**TASK DESCRIPTION:** Leave the pictures out and transcribe every record exactly.

[Extracted data entries]
>> start

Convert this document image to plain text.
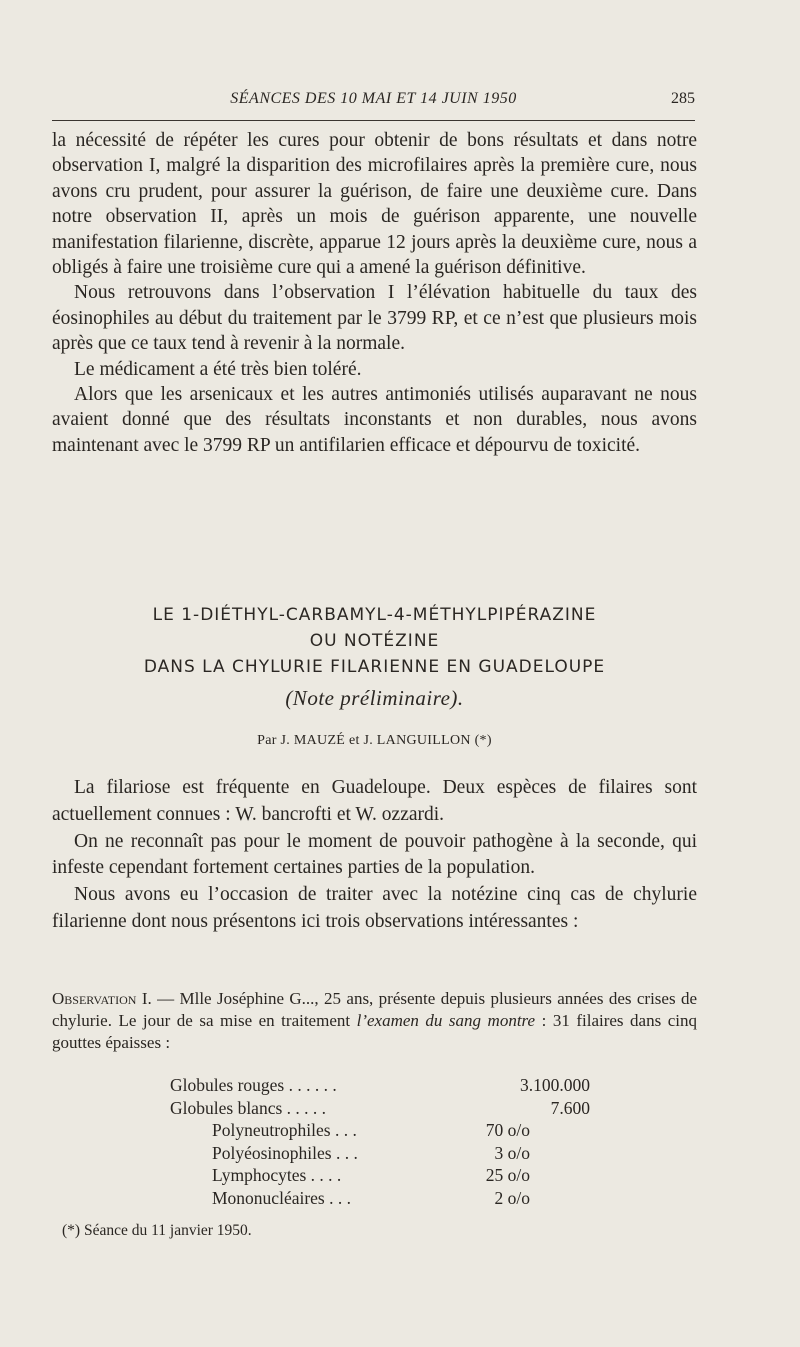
SÉANCES DES 10 MAI ET 14 JUIN 1950	285

la nécessité de répéter les cures pour obtenir de bons résultats et dans notre observation I, malgré la disparition des microfilaires après la première cure, nous avons cru prudent, pour assurer la guérison, de faire une deuxième cure. Dans notre observation II, après un mois de guérison apparente, une nouvelle manifestation filarienne, discrète, apparue 12 jours après la deuxième cure, nous a obligés à faire une troisième cure qui a amené la guérison définitive.

Nous retrouvons dans l’observation I l’élévation habituelle du taux des éosinophiles au début du traitement par le 3799 RP, et ce n’est que plusieurs mois après que ce taux tend à revenir à la normale.

Le médicament a été très bien toléré.

Alors que les arsenicaux et les autres antimoniés utilisés auparavant ne nous avaient donné que des résultats inconstants et non durables, nous avons maintenant avec le 3799 RP un antifilarien efficace et dépourvu de toxicité.

LE 1-DIÉTHYL-CARBAMYL-4-MÉTHYLPIPÉRAZINE
OU NOTÉZINE
DANS LA CHYLURIE FILARIENNE EN GUADELOUPE
(Note préliminaire).
Par J. MAUZÉ et J. LANGUILLON (*)

La filariose est fréquente en Guadeloupe. Deux espèces de filaires sont actuellement connues : W. bancrofti et W. ozzardi.

On ne reconnaît pas pour le moment de pouvoir pathogène à la seconde, qui infeste cependant fortement certaines parties de la population.

Nous avons eu l’occasion de traiter avec la notézine cinq cas de chylurie filarienne dont nous présentons ici trois observations intéressantes :

Observation I. — Mlle Joséphine G..., 25 ans, présente depuis plusieurs années des crises de chylurie. Le jour de sa mise en traitement l’examen du sang montre : 31 filaires dans cinq gouttes épaisses :
Globules rouges . . . . . .	3.100.000
Globules blancs . . . . .	7.600
Polyneutrophiles . . .	70 o/o
Polyéosinophiles . . .	3 o/o
Lymphocytes . . . .	25 o/o
Mononucléaires . . .	2 o/o
(*) Séance du 11 janvier 1950.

>> end

**THE RESPONSE:**
Convert this document image to plain text.
SÉANCES DES 10 MAI ET 14 JUIN 1950	285

la nécessité de répéter les cures pour obtenir de bons résultats et dans notre observation I, malgré la disparition des microfilaires après la première cure, nous avons cru prudent, pour assurer la guérison, de faire une deuxième cure. Dans notre observation II, après un mois de guérison apparente, une nouvelle manifestation filarienne, discrète, apparue 12 jours après la deuxième cure, nous a obligés à faire une troisième cure qui a amené la guérison définitive.

Nous retrouvons dans l’observation I l’élévation habituelle du taux des éosinophiles au début du traitement par le 3799 RP, et ce n’est que plusieurs mois après que ce taux tend à revenir à la normale.

Le médicament a été très bien toléré.

Alors que les arsenicaux et les autres antimoniés utilisés auparavant ne nous avaient donné que des résultats inconstants et non durables, nous avons maintenant avec le 3799 RP un antifilarien efficace et dépourvu de toxicité.

LE 1-DIÉTHYL-CARBAMYL-4-MÉTHYLPIPÉRAZINE
OU NOTÉZINE
DANS LA CHYLURIE FILARIENNE EN GUADELOUPE
(Note préliminaire).
Par J. MAUZÉ et J. LANGUILLON (*)

La filariose est fréquente en Guadeloupe. Deux espèces de filaires sont actuellement connues : W. bancrofti et W. ozzardi.

On ne reconnaît pas pour le moment de pouvoir pathogène à la seconde, qui infeste cependant fortement certaines parties de la population.

Nous avons eu l’occasion de traiter avec la notézine cinq cas de chylurie filarienne dont nous présentons ici trois observations intéressantes :

Observation I. — Mlle Joséphine G..., 25 ans, présente depuis plusieurs années des crises de chylurie. Le jour de sa mise en traitement l’examen du sang montre : 31 filaires dans cinq gouttes épaisses :
Globules rouges . . . . . .	3.100.000
Globules blancs . . . . .	7.600
Polyneutrophiles . . .	70 o/o
Polyéosinophiles . . .	3 o/o
Lymphocytes . . . .	25 o/o
Mononucléaires . . .	2 o/o
(*) Séance du 11 janvier 1950.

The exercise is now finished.